* [What the exercise asks] Note each line where "Xiangning" appears, and copy it.
----------
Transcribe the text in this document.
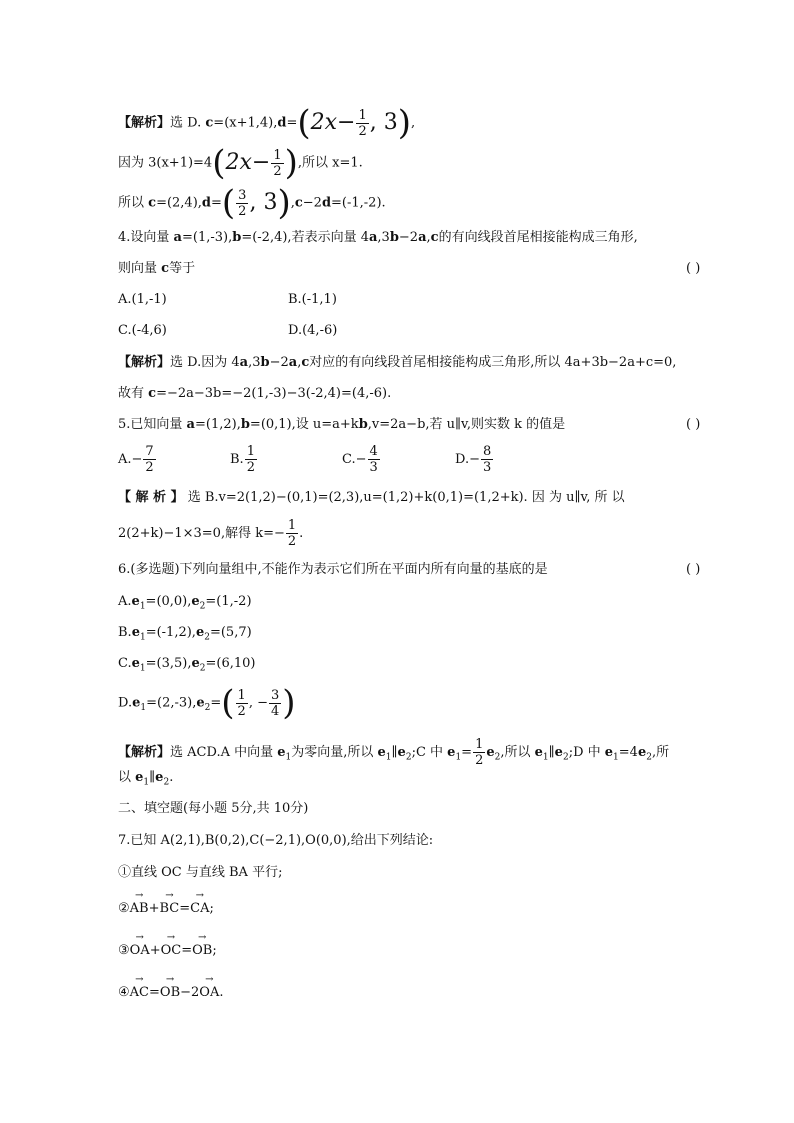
【解析】选 D. $c=(x+1,4),d=(2x- \frac{1}{2}$ , 3),
因为 $3(x+1)=4(2x- \frac{1}{2}$ ),所以 x=1.
所以 $c=(2,4),d=( \frac{3}{2}$ , 3),c−2d=(-1,-2).
4.设向量 a=(1,-3),b=(-2,4),若表示向量 4a,3b−2a,c的有向线段首尾相接能构成三角形,
则向量 c等于	( )
A.(1,-1)	B.(-1,1)
C.(-4,6)	D.(4,-6)
【解析】选 D.因为 4a,3b−2a,c对应的有向线段首尾相接能构成三角形,所以 4a+3b−2a+c=0,
故有 c=−2a−3b=−2(1,-3)−3(-2,4)=(4,-6).
5.已知向量 a=(1,2),b=(0,1),设 u=a+kb,v=2a−b,若 u∥v,则实数 k 的值是	( )
$A.- \frac{7}{2}$	B. $\frac{1}{2}$	$C.- \frac{4}{3}$	$D.- \frac{8}{3}$
【 解 析 】 选 B.v=2(1,2)−(0,1)=(2,3),u=(1,2)+k(0,1)=(1,2+k). 因 为 u∥v, 所 以
2(2+k)−1×3=0,解得 $k=- \frac{1}{2}$ .
6.(多选题)下列向量组中,不能作为表示它们所在平面内所有向量的基底的是	( )
$A.e_1=(0,0),e_2=(1,-2)$
$B.e_1=(-1,2),e_2=(5,7)$
$C.e_1=(3,5),e_2=(6,10)$
$D.e_1=(2,-3),e_2=( \frac{1}{2}$ , − $\frac{3}{4}$ )
【解析】选 ACD.A 中向量 $e_1$为零向量,所以 $e_1\parallel e_2;C$ 中 $e_1= \frac{1}{2} e_2$,所以 $e_1\parallel e_2;D$ 中 $e_1=4e_2$,所
以 $e_1\parallel e_2$.
二、填空题(每小题 5分,共 10分)
7.已知 A(2,1),B(0,2),C(−2,1),O(0,0),给出下列结论:
①直线 OC 与直线 BA 平行;
②→ AB+→ BC=→ CA;
③→ OA+→ OC=→ OB;
④→ AC=→ OB−2→ OA.
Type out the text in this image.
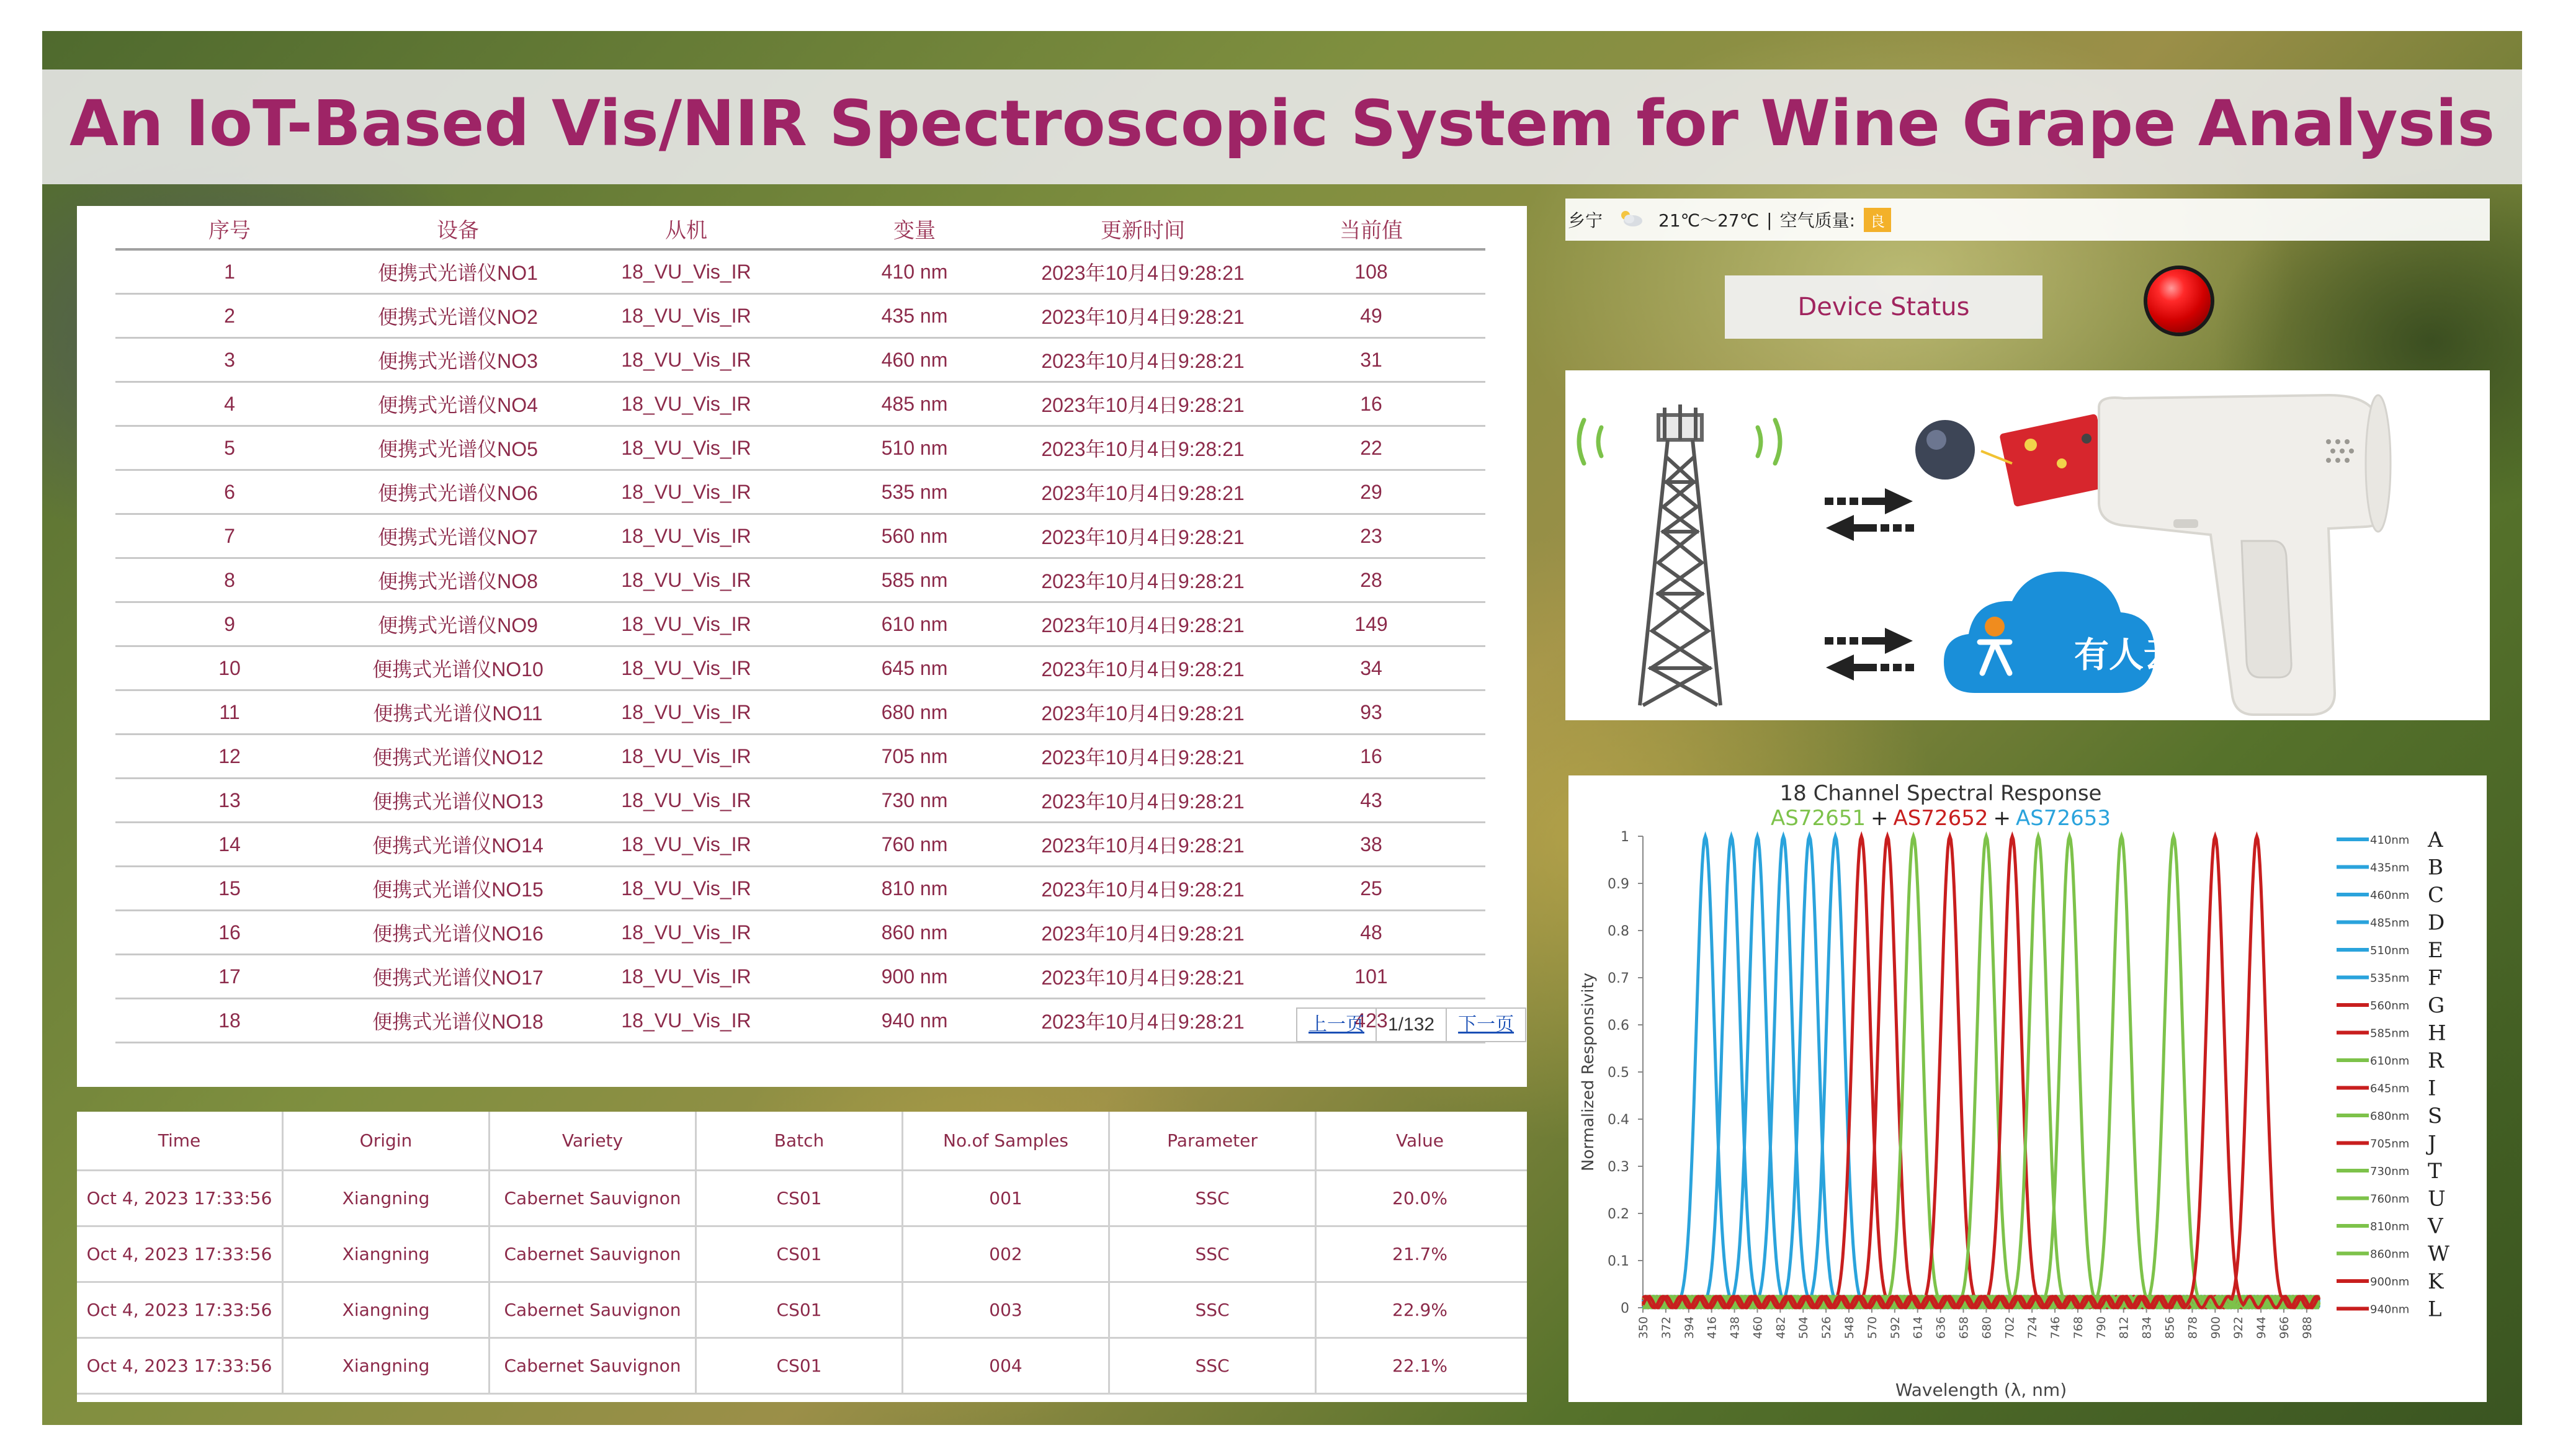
An IoT-Based Vis/NIR Spectroscopic System for Wine Grape Analysis
序号	设备	从机	变量	更新时间	当前值
1	便携式光谱仪NO1	18_VU_Vis_IR	410 nm	2023年10月4日9:28:21	108
2	便携式光谱仪NO2	18_VU_Vis_IR	435 nm	2023年10月4日9:28:21	49
3	便携式光谱仪NO3	18_VU_Vis_IR	460 nm	2023年10月4日9:28:21	31
4	便携式光谱仪NO4	18_VU_Vis_IR	485 nm	2023年10月4日9:28:21	16
5	便携式光谱仪NO5	18_VU_Vis_IR	510 nm	2023年10月4日9:28:21	22
6	便携式光谱仪NO6	18_VU_Vis_IR	535 nm	2023年10月4日9:28:21	29
7	便携式光谱仪NO7	18_VU_Vis_IR	560 nm	2023年10月4日9:28:21	23
8	便携式光谱仪NO8	18_VU_Vis_IR	585 nm	2023年10月4日9:28:21	28
9	便携式光谱仪NO9	18_VU_Vis_IR	610 nm	2023年10月4日9:28:21	149
10	便携式光谱仪NO10	18_VU_Vis_IR	645 nm	2023年10月4日9:28:21	34
11	便携式光谱仪NO11	18_VU_Vis_IR	680 nm	2023年10月4日9:28:21	93
12	便携式光谱仪NO12	18_VU_Vis_IR	705 nm	2023年10月4日9:28:21	16
13	便携式光谱仪NO13	18_VU_Vis_IR	730 nm	2023年10月4日9:28:21	43
14	便携式光谱仪NO14	18_VU_Vis_IR	760 nm	2023年10月4日9:28:21	38
15	便携式光谱仪NO15	18_VU_Vis_IR	810 nm	2023年10月4日9:28:21	25
16	便携式光谱仪NO16	18_VU_Vis_IR	860 nm	2023年10月4日9:28:21	48
17	便携式光谱仪NO17	18_VU_Vis_IR	900 nm	2023年10月4日9:28:21	101
18	便携式光谱仪NO18	18_VU_Vis_IR	940 nm	2023年10月4日9:28:21	423
上一页	1/132	下一页
Time	Origin	Variety	Batch	No.of Samples	Parameter	Value
Oct 4, 2023 17:33:56	Xiangning	Cabernet Sauvignon	CS01	001	SSC	20.0%
Oct 4, 2023 17:33:56	Xiangning	Cabernet Sauvignon	CS01	002	SSC	21.7%
Oct 4, 2023 17:33:56	Xiangning	Cabernet Sauvignon	CS01	003	SSC	22.9%
Oct 4, 2023 17:33:56	Xiangning	Cabernet Sauvignon	CS01	004	SSC	22.1%
乡宁	21℃～27℃ | 空气质量:	良
Device Status
有人云
18 Channel Spectral Response
AS72651 + AS72652 + AS72653
0
0.1
0.2
0.3
0.4
0.5
0.6
0.7
0.8
0.9
1
350 372 394 416 438 460 482 504 526 548 570 592 614 636 658 680 702 724 746 768 790 812 834 856 878 900 922 944 966 988
Wavelength (λ, nm)
Normalized Responsivity
410nm A
435nm B
460nm C
485nm D
510nm E
535nm F
560nm G
585nm H
610nm R
645nm I
680nm S
705nm J
730nm T
760nm U
810nm V
860nm W
900nm K
940nm L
----------
* [The solution]
Oct 4, 2023 17:33:56	Xiangning	Cabernet Sauvignon	CS01	001	SSC	20.0%
Oct 4, 2023 17:33:56	Xiangning	Cabernet Sauvignon	CS01	002	SSC	21.7%
Oct 4, 2023 17:33:56	Xiangning	Cabernet Sauvignon	CS01	003	SSC	22.9%
Oct 4, 2023 17:33:56	Xiangning	Cabernet Sauvignon	CS01	004	SSC	22.1%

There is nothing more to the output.